SHORT TASK:
Lines containing "image" are to be counted. Give the number and nothing more.

DATA PROVIDED:
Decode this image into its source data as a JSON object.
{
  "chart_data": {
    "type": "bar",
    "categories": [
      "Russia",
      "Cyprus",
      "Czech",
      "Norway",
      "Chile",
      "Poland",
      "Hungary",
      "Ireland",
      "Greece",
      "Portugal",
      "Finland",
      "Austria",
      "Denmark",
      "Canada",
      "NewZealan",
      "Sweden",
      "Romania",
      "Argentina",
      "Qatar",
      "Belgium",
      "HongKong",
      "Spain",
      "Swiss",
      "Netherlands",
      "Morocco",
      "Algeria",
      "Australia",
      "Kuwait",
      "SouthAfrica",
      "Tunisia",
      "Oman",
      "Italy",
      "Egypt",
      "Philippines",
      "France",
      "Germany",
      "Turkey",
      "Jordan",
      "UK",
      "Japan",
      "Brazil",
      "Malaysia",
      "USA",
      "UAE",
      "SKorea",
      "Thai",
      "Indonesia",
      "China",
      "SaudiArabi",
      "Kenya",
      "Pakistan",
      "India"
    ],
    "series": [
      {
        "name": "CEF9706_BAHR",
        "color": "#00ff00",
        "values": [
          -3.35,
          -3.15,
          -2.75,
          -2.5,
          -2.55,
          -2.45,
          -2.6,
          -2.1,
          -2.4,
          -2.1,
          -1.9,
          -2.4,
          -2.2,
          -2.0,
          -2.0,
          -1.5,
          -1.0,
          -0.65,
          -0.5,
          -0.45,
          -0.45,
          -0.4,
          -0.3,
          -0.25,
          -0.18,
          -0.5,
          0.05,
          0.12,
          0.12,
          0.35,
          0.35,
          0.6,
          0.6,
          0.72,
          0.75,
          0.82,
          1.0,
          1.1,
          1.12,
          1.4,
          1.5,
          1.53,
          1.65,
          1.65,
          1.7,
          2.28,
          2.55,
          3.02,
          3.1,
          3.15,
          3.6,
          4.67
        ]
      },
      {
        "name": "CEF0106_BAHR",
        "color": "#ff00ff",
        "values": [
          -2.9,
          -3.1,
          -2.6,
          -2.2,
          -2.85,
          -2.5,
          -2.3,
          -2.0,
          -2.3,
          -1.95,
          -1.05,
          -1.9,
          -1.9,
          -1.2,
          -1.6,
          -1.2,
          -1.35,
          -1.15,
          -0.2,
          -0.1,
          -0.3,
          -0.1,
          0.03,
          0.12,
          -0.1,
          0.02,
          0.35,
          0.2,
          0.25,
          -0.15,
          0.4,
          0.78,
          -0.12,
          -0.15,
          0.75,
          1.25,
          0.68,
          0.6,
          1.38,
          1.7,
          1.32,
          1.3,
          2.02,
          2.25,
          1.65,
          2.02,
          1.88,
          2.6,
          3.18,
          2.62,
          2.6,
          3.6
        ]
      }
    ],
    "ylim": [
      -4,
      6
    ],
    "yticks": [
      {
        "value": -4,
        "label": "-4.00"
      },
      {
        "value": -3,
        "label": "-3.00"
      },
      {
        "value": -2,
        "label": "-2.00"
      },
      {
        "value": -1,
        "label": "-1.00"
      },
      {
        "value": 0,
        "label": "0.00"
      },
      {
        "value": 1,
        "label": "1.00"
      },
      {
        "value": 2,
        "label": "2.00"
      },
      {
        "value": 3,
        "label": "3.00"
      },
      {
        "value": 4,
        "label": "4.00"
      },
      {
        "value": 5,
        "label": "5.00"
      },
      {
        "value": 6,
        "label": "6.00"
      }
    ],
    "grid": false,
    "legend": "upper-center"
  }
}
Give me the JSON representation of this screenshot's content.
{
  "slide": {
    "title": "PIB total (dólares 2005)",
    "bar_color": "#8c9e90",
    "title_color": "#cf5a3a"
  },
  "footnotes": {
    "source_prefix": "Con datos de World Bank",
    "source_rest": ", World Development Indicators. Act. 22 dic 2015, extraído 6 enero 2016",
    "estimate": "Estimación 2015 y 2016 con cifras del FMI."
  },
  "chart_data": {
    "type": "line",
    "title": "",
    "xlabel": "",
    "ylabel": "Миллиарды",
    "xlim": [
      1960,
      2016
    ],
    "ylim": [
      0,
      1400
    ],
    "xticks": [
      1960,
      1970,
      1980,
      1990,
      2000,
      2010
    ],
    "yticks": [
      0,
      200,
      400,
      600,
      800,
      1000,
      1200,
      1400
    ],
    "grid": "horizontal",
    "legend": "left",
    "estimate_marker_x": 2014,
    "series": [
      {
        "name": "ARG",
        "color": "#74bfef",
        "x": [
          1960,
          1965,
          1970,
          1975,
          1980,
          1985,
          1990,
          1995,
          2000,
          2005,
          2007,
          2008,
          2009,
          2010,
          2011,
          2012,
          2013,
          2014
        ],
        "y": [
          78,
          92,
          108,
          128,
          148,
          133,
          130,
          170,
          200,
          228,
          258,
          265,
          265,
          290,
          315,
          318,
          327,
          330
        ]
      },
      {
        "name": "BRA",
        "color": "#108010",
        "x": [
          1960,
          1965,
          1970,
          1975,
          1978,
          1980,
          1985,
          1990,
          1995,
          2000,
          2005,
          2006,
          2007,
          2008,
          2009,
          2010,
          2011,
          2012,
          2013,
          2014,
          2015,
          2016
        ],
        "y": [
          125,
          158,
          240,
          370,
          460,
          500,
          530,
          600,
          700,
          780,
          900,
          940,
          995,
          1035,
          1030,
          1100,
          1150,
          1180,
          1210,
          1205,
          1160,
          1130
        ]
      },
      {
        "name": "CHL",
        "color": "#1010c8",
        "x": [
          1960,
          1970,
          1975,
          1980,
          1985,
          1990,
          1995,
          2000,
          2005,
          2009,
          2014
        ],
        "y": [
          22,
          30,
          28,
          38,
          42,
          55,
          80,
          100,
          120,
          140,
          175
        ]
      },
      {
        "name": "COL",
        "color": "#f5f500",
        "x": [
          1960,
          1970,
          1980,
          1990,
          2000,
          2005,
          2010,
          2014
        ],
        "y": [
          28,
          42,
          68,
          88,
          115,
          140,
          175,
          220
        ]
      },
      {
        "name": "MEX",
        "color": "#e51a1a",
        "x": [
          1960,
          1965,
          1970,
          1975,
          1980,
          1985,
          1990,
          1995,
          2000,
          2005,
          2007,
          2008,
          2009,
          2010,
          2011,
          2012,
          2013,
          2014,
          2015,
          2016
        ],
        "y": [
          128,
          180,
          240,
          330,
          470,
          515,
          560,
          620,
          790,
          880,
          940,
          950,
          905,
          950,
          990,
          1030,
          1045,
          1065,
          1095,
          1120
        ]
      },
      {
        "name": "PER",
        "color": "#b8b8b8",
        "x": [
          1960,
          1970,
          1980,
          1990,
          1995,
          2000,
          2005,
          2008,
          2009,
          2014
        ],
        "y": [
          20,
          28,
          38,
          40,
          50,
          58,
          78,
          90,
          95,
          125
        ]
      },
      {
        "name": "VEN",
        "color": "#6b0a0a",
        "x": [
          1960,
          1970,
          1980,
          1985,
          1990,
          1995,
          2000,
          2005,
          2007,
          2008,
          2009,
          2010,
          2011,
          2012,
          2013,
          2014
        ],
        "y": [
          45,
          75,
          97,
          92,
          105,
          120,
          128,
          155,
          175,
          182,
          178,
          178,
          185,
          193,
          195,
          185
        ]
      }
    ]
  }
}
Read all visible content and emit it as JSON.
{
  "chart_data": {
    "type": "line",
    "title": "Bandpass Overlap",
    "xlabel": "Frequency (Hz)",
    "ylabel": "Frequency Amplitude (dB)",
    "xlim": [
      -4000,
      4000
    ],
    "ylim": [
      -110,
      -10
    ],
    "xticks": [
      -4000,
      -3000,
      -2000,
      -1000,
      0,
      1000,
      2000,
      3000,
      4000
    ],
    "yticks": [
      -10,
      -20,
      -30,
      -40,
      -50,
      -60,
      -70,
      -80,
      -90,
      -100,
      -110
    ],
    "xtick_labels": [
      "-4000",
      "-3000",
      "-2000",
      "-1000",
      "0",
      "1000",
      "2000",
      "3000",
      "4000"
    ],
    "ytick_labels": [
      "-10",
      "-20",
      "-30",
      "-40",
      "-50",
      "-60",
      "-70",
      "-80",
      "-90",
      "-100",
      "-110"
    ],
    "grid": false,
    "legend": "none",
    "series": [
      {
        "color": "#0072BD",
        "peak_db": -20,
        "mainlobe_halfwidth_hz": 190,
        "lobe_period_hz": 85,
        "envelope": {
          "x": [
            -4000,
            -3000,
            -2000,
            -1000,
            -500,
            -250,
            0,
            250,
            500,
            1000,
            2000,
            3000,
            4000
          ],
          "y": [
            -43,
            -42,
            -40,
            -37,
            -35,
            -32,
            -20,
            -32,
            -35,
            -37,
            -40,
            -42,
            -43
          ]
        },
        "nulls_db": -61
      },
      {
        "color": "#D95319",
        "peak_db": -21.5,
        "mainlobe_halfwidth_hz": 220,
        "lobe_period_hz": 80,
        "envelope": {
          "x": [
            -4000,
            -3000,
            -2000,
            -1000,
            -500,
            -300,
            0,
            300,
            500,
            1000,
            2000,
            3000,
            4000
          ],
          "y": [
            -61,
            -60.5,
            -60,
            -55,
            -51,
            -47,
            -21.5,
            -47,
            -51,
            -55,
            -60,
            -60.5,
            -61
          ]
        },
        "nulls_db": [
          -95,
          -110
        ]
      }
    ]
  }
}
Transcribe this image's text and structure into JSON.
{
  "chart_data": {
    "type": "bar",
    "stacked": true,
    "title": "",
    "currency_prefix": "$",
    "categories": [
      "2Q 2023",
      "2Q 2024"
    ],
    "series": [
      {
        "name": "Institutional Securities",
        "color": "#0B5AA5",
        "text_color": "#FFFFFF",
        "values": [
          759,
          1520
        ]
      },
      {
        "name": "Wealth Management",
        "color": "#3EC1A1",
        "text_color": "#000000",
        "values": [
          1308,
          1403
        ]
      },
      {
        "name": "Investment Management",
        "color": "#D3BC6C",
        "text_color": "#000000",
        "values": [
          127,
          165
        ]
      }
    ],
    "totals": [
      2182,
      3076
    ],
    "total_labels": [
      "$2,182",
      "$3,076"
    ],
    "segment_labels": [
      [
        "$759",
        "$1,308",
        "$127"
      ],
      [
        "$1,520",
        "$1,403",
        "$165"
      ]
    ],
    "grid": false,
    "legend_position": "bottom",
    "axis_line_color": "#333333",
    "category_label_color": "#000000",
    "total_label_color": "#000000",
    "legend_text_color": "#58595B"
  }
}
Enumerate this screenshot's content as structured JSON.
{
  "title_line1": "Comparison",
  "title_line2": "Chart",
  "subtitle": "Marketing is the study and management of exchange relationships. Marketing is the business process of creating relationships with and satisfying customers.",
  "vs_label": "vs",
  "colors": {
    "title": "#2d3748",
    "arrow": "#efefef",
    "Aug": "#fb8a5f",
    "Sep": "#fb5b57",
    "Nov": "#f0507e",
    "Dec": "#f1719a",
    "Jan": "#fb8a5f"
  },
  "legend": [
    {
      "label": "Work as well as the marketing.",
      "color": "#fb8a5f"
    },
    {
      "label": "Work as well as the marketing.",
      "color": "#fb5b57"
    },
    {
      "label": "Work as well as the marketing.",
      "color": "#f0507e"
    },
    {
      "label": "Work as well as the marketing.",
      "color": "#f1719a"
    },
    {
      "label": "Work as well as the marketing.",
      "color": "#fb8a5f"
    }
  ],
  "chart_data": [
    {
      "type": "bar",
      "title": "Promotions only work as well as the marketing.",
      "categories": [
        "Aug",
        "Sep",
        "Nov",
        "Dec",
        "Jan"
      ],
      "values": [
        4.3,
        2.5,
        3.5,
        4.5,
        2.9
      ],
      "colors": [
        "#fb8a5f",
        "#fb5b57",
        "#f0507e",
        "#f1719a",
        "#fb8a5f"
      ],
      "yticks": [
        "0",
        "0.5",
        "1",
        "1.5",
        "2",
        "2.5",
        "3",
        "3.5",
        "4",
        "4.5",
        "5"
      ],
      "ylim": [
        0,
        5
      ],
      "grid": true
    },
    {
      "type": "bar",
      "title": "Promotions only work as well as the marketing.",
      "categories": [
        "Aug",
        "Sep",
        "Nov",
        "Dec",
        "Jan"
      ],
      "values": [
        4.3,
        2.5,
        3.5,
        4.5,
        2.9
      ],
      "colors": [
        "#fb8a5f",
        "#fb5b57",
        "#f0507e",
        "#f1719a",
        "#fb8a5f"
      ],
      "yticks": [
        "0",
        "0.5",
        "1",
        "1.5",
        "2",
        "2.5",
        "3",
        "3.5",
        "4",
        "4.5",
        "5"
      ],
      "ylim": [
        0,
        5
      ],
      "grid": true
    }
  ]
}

PROBLEM SOLUTION:
2